*SUPPLIED RECORDS*:
* * * * * * * * *

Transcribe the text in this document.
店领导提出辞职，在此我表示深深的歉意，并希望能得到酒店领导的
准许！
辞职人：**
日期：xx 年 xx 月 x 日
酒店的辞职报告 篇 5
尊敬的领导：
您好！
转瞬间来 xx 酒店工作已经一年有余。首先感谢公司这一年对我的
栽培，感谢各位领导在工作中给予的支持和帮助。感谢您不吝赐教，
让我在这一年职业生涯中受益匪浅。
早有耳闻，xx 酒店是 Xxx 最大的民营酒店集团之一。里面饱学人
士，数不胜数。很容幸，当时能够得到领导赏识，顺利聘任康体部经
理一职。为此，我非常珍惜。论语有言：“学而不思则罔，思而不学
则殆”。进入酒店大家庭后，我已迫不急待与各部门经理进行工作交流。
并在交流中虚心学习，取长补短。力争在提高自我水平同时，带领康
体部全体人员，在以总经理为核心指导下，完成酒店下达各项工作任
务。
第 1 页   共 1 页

* * * * * * * * *

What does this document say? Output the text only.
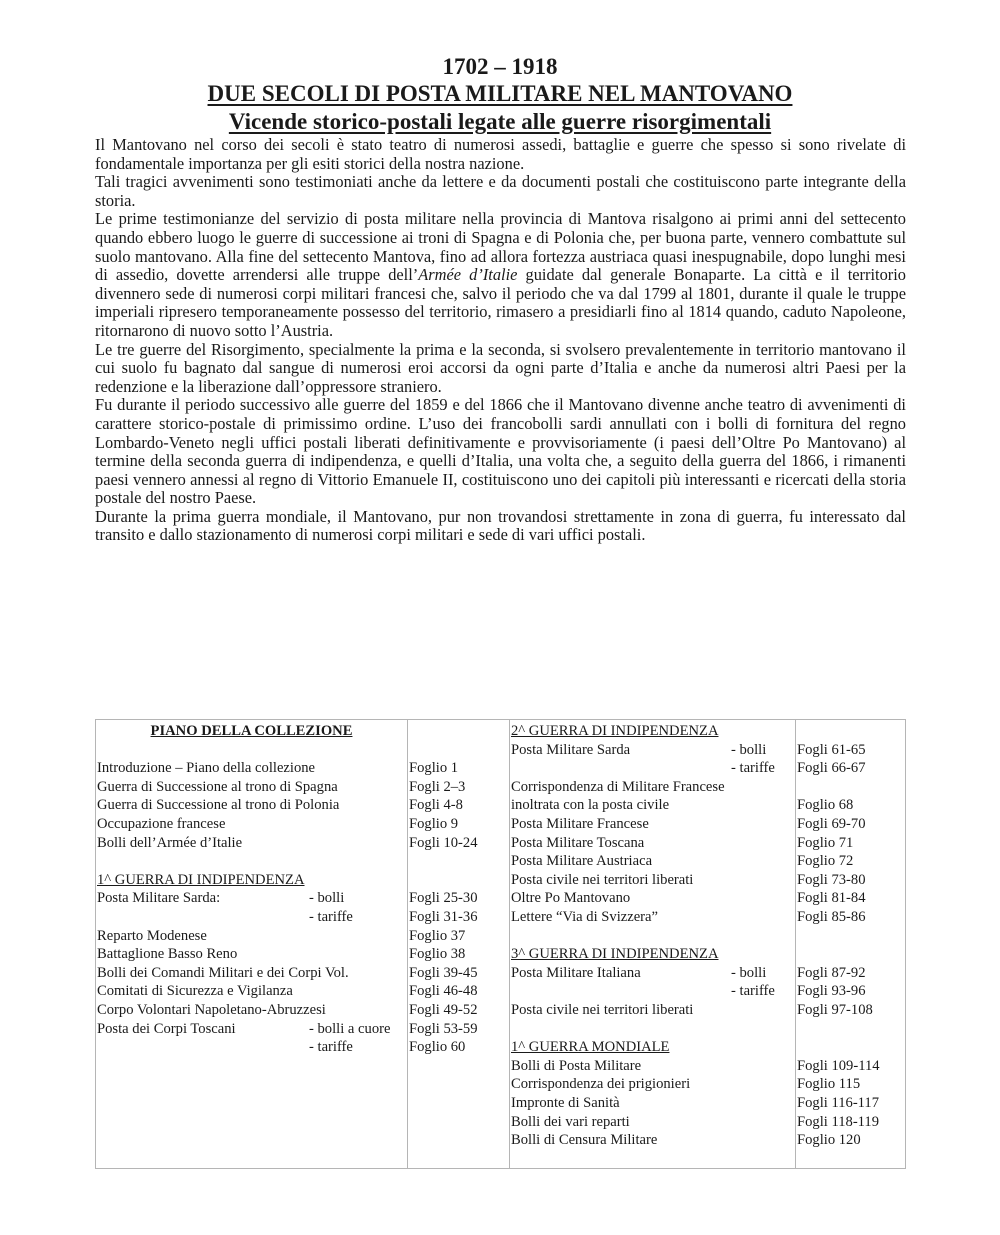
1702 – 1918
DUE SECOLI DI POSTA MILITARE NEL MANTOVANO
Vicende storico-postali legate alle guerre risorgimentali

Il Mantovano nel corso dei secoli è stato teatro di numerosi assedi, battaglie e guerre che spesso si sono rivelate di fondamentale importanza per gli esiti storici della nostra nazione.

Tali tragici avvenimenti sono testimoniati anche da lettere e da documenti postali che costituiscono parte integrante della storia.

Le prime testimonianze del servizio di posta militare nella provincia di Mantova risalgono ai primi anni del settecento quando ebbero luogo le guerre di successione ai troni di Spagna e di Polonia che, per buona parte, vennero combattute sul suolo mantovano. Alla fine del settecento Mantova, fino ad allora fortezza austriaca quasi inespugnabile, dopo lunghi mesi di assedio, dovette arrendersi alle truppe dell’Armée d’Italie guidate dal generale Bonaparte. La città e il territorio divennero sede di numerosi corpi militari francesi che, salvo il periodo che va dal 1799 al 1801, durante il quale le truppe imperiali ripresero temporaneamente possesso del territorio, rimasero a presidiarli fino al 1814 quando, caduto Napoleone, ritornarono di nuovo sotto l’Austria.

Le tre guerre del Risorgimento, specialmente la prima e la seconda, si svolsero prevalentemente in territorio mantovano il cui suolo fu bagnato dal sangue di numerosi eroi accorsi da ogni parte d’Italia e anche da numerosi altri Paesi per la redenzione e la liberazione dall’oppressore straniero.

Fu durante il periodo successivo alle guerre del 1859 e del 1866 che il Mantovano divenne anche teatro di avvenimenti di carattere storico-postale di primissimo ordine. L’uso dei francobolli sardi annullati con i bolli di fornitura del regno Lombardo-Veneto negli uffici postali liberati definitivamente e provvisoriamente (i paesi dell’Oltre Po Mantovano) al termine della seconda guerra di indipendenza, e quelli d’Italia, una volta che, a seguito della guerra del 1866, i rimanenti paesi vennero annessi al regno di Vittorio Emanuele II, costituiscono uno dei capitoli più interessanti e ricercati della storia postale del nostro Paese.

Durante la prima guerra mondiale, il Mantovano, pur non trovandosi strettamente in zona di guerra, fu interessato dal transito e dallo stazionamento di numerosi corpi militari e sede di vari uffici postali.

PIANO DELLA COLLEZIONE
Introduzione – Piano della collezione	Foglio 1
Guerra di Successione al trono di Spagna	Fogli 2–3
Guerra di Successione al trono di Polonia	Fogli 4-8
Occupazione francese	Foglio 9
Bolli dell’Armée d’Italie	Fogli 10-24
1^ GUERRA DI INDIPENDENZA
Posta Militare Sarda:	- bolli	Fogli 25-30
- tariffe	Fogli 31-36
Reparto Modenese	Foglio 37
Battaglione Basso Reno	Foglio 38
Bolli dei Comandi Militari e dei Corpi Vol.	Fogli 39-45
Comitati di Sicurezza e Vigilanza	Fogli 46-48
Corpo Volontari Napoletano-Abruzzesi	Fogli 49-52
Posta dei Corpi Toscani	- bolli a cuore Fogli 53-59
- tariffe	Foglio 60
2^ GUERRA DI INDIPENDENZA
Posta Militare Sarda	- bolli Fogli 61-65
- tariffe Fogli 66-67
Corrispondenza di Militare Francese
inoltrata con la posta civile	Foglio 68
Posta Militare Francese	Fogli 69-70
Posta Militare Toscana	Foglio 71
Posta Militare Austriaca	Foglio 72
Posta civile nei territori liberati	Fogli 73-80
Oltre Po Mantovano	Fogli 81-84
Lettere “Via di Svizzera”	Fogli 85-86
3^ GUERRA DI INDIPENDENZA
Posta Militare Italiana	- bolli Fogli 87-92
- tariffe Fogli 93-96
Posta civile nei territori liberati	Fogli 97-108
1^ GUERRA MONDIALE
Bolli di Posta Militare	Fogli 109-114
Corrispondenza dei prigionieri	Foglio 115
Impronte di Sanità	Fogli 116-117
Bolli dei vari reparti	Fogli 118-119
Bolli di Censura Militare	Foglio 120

* * * * * * * * *

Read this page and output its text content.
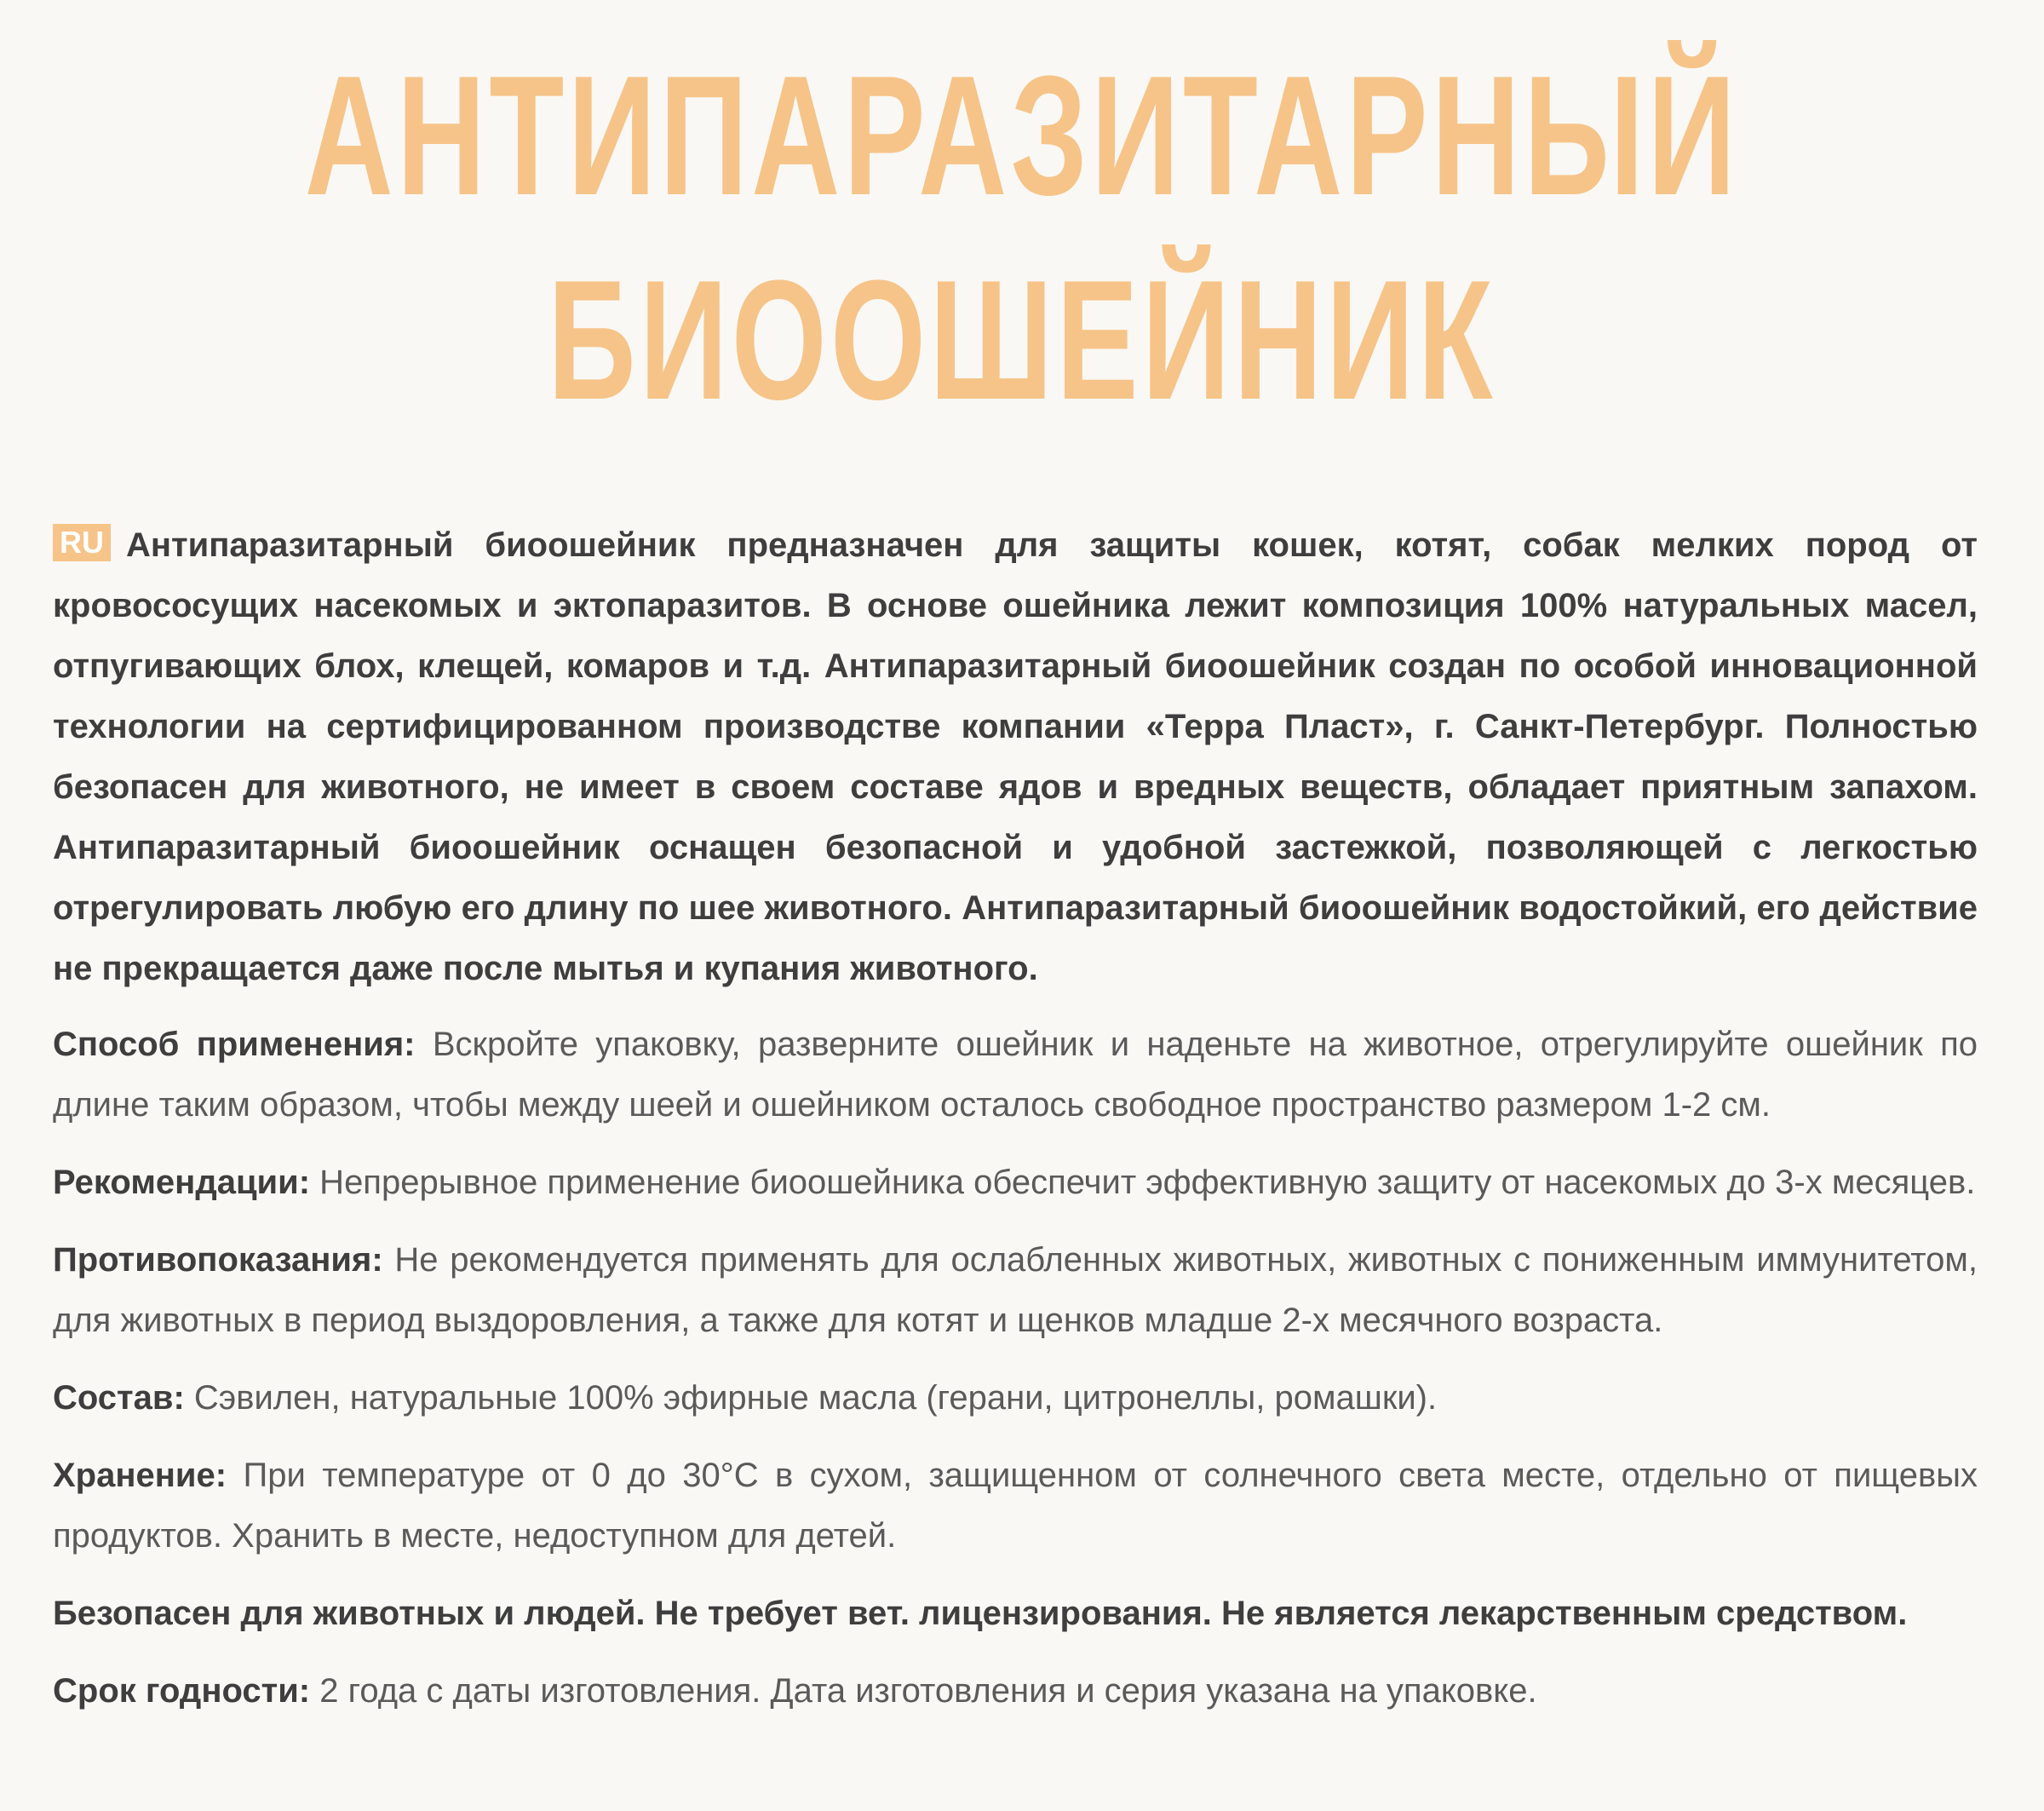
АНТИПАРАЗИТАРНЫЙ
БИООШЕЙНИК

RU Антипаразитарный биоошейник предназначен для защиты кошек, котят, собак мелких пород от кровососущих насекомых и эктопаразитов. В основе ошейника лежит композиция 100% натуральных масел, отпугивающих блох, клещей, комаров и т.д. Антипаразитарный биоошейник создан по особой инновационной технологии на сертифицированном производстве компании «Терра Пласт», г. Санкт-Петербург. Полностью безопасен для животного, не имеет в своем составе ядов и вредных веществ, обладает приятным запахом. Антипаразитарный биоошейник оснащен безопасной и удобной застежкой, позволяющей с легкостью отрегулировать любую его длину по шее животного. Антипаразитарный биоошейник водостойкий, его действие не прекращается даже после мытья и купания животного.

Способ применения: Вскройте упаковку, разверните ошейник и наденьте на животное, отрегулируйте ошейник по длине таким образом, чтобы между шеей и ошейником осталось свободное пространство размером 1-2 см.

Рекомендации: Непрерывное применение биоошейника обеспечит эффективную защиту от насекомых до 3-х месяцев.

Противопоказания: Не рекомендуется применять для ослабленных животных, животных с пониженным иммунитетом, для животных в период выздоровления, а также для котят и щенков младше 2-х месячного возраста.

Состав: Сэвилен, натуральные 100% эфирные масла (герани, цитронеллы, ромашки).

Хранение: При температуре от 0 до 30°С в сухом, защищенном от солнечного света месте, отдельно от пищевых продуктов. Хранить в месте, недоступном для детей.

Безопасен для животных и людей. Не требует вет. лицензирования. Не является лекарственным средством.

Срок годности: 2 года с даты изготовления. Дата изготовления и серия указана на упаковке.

* * * * * * * * *

*DIRECTIONS FOR THIS TASK*: Identify the lines in the entries above that contain "storico", then copy them out.

*COMPLETED EXERCISE*:
Vicende storico-postali legate alle guerre risorgimentali
Fu durante il periodo successivo alle guerre del 1859 e del 1866 che il Mantovano divenne anche teatro di avvenimenti di carattere storico-postale di primissimo ordine. L’uso dei francobolli sardi annullati con i bolli di fornitura del regno Lombardo-Veneto negli uffici postali liberati definitivamente e provvisoriamente (i paesi dell’Oltre Po Mantovano) al termine della seconda guerra di indipendenza, e quelli d’Italia, una volta che, a seguito della guerra del 1866, i rimanenti paesi vennero annessi al regno di Vittorio Emanuele II, costituiscono uno dei capitoli più interessanti e ricercati della storia postale del nostro Paese.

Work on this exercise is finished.